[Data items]
________________________
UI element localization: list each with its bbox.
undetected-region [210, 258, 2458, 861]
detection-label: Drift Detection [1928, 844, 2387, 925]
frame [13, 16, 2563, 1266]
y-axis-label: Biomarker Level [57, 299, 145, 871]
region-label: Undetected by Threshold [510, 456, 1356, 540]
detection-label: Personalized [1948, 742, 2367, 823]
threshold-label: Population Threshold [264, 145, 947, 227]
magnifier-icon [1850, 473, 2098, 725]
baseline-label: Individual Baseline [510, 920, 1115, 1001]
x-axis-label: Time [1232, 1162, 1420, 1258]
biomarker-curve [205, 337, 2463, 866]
________________________
Given problem: Copy every line of the material above with no changes.

Answer to this problem:
UI element localization: list each with its bbox.
undetected-region [210, 258, 2458, 861]
detection-label: Drift Detection [1928, 844, 2387, 925]
frame [13, 16, 2563, 1266]
y-axis-label: Biomarker Level [57, 299, 145, 871]
region-label: Undetected by Threshold [510, 456, 1356, 540]
detection-label: Personalized [1948, 742, 2367, 823]
threshold-label: Population Threshold [264, 145, 947, 227]
magnifier-icon [1850, 473, 2098, 725]
baseline-label: Individual Baseline [510, 920, 1115, 1001]
x-axis-label: Time [1232, 1162, 1420, 1258]
biomarker-curve [205, 337, 2463, 866]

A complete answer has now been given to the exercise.